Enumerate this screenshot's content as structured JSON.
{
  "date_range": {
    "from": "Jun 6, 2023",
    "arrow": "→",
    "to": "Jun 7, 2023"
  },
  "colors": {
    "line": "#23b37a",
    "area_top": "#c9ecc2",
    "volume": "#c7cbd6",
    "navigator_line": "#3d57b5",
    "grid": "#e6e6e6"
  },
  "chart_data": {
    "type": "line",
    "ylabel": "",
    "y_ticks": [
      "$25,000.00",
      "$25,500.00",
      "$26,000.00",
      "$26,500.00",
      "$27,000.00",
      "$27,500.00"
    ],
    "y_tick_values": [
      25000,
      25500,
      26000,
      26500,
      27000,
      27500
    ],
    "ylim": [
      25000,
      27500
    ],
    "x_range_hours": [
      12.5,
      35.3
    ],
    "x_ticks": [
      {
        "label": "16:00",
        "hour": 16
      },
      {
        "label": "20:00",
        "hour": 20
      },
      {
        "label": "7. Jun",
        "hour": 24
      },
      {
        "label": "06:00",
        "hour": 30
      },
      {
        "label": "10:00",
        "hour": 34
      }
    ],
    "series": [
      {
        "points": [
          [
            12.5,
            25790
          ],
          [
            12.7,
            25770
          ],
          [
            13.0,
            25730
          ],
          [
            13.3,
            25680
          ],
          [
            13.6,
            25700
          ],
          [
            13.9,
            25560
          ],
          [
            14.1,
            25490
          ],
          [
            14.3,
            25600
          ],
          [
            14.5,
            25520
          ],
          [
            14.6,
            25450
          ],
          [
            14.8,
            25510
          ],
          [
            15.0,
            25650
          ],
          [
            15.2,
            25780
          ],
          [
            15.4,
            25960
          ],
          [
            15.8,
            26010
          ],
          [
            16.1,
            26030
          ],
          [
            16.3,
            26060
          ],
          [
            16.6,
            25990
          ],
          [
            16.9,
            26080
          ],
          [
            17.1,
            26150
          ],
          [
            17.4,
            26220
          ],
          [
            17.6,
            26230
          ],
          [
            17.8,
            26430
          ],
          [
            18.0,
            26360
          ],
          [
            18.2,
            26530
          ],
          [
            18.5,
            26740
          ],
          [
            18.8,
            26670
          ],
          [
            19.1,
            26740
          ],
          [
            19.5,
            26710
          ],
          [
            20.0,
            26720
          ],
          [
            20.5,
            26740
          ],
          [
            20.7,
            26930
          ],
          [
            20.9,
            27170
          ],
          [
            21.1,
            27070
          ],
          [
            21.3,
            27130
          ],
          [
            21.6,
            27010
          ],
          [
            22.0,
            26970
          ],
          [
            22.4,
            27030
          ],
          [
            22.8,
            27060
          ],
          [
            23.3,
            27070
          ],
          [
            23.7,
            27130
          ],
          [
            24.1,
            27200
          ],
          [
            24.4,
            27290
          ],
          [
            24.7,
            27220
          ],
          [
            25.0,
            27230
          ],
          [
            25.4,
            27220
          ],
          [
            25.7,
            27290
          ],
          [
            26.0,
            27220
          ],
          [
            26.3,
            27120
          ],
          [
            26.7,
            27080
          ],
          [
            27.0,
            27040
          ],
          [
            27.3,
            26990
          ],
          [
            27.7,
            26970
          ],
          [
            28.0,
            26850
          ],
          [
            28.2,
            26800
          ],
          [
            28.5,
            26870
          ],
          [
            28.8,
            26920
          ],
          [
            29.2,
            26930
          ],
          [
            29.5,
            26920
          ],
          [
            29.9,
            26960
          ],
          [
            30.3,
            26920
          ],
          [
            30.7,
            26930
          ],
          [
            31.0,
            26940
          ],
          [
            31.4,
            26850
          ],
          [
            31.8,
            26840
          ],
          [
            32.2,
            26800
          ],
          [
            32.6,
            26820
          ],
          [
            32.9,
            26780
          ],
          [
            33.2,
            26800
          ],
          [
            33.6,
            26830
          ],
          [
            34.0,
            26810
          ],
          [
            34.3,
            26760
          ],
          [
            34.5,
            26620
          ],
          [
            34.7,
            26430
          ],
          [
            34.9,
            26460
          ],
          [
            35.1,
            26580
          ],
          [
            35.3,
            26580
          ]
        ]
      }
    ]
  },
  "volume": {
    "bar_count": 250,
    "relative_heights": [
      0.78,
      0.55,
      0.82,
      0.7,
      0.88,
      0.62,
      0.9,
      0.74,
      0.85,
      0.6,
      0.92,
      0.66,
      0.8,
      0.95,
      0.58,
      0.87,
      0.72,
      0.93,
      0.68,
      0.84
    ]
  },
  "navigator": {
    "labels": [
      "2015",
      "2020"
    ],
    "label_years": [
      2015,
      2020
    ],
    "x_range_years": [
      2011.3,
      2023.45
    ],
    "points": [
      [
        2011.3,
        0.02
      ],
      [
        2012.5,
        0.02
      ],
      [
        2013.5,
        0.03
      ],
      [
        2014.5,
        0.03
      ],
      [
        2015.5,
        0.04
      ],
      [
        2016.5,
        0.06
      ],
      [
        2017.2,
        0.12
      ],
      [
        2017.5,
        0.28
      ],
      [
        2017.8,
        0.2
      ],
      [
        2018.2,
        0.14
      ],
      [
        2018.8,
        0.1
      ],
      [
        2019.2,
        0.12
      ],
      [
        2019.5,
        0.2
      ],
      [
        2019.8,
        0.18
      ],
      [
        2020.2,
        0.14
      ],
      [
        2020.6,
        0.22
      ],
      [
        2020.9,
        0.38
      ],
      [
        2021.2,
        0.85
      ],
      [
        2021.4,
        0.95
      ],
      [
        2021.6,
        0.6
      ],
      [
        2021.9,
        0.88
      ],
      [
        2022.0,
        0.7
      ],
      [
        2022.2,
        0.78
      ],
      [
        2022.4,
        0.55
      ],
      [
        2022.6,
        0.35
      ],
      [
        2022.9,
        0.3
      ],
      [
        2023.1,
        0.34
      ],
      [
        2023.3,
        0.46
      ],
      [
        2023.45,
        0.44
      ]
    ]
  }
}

+++

Exercise instructions: Restate the data above word for word, please.

Answer to this exercise:
Enumerate this screenshot's content as structured JSON.
{
  "date_range": {
    "from": "Jun 6, 2023",
    "arrow": "→",
    "to": "Jun 7, 2023"
  },
  "colors": {
    "line": "#23b37a",
    "area_top": "#c9ecc2",
    "volume": "#c7cbd6",
    "navigator_line": "#3d57b5",
    "grid": "#e6e6e6"
  },
  "chart_data": {
    "type": "line",
    "ylabel": "",
    "y_ticks": [
      "$25,000.00",
      "$25,500.00",
      "$26,000.00",
      "$26,500.00",
      "$27,000.00",
      "$27,500.00"
    ],
    "y_tick_values": [
      25000,
      25500,
      26000,
      26500,
      27000,
      27500
    ],
    "ylim": [
      25000,
      27500
    ],
    "x_range_hours": [
      12.5,
      35.3
    ],
    "x_ticks": [
      {
        "label": "16:00",
        "hour": 16
      },
      {
        "label": "20:00",
        "hour": 20
      },
      {
        "label": "7. Jun",
        "hour": 24
      },
      {
        "label": "06:00",
        "hour": 30
      },
      {
        "label": "10:00",
        "hour": 34
      }
    ],
    "series": [
      {
        "points": [
          [
            12.5,
            25790
          ],
          [
            12.7,
            25770
          ],
          [
            13.0,
            25730
          ],
          [
            13.3,
            25680
          ],
          [
            13.6,
            25700
          ],
          [
            13.9,
            25560
          ],
          [
            14.1,
            25490
          ],
          [
            14.3,
            25600
          ],
          [
            14.5,
            25520
          ],
          [
            14.6,
            25450
          ],
          [
            14.8,
            25510
          ],
          [
            15.0,
            25650
          ],
          [
            15.2,
            25780
          ],
          [
            15.4,
            25960
          ],
          [
            15.8,
            26010
          ],
          [
            16.1,
            26030
          ],
          [
            16.3,
            26060
          ],
          [
            16.6,
            25990
          ],
          [
            16.9,
            26080
          ],
          [
            17.1,
            26150
          ],
          [
            17.4,
            26220
          ],
          [
            17.6,
            26230
          ],
          [
            17.8,
            26430
          ],
          [
            18.0,
            26360
          ],
          [
            18.2,
            26530
          ],
          [
            18.5,
            26740
          ],
          [
            18.8,
            26670
          ],
          [
            19.1,
            26740
          ],
          [
            19.5,
            26710
          ],
          [
            20.0,
            26720
          ],
          [
            20.5,
            26740
          ],
          [
            20.7,
            26930
          ],
          [
            20.9,
            27170
          ],
          [
            21.1,
            27070
          ],
          [
            21.3,
            27130
          ],
          [
            21.6,
            27010
          ],
          [
            22.0,
            26970
          ],
          [
            22.4,
            27030
          ],
          [
            22.8,
            27060
          ],
          [
            23.3,
            27070
          ],
          [
            23.7,
            27130
          ],
          [
            24.1,
            27200
          ],
          [
            24.4,
            27290
          ],
          [
            24.7,
            27220
          ],
          [
            25.0,
            27230
          ],
          [
            25.4,
            27220
          ],
          [
            25.7,
            27290
          ],
          [
            26.0,
            27220
          ],
          [
            26.3,
            27120
          ],
          [
            26.7,
            27080
          ],
          [
            27.0,
            27040
          ],
          [
            27.3,
            26990
          ],
          [
            27.7,
            26970
          ],
          [
            28.0,
            26850
          ],
          [
            28.2,
            26800
          ],
          [
            28.5,
            26870
          ],
          [
            28.8,
            26920
          ],
          [
            29.2,
            26930
          ],
          [
            29.5,
            26920
          ],
          [
            29.9,
            26960
          ],
          [
            30.3,
            26920
          ],
          [
            30.7,
            26930
          ],
          [
            31.0,
            26940
          ],
          [
            31.4,
            26850
          ],
          [
            31.8,
            26840
          ],
          [
            32.2,
            26800
          ],
          [
            32.6,
            26820
          ],
          [
            32.9,
            26780
          ],
          [
            33.2,
            26800
          ],
          [
            33.6,
            26830
          ],
          [
            34.0,
            26810
          ],
          [
            34.3,
            26760
          ],
          [
            34.5,
            26620
          ],
          [
            34.7,
            26430
          ],
          [
            34.9,
            26460
          ],
          [
            35.1,
            26580
          ],
          [
            35.3,
            26580
          ]
        ]
      }
    ]
  },
  "volume": {
    "bar_count": 250,
    "relative_heights": [
      0.78,
      0.55,
      0.82,
      0.7,
      0.88,
      0.62,
      0.9,
      0.74,
      0.85,
      0.6,
      0.92,
      0.66,
      0.8,
      0.95,
      0.58,
      0.87,
      0.72,
      0.93,
      0.68,
      0.84
    ]
  },
  "navigator": {
    "labels": [
      "2015",
      "2020"
    ],
    "label_years": [
      2015,
      2020
    ],
    "x_range_years": [
      2011.3,
      2023.45
    ],
    "points": [
      [
        2011.3,
        0.02
      ],
      [
        2012.5,
        0.02
      ],
      [
        2013.5,
        0.03
      ],
      [
        2014.5,
        0.03
      ],
      [
        2015.5,
        0.04
      ],
      [
        2016.5,
        0.06
      ],
      [
        2017.2,
        0.12
      ],
      [
        2017.5,
        0.28
      ],
      [
        2017.8,
        0.2
      ],
      [
        2018.2,
        0.14
      ],
      [
        2018.8,
        0.1
      ],
      [
        2019.2,
        0.12
      ],
      [
        2019.5,
        0.2
      ],
      [
        2019.8,
        0.18
      ],
      [
        2020.2,
        0.14
      ],
      [
        2020.6,
        0.22
      ],
      [
        2020.9,
        0.38
      ],
      [
        2021.2,
        0.85
      ],
      [
        2021.4,
        0.95
      ],
      [
        2021.6,
        0.6
      ],
      [
        2021.9,
        0.88
      ],
      [
        2022.0,
        0.7
      ],
      [
        2022.2,
        0.78
      ],
      [
        2022.4,
        0.55
      ],
      [
        2022.6,
        0.35
      ],
      [
        2022.9,
        0.3
      ],
      [
        2023.1,
        0.34
      ],
      [
        2023.3,
        0.46
      ],
      [
        2023.45,
        0.44
      ]
    ]
  }
}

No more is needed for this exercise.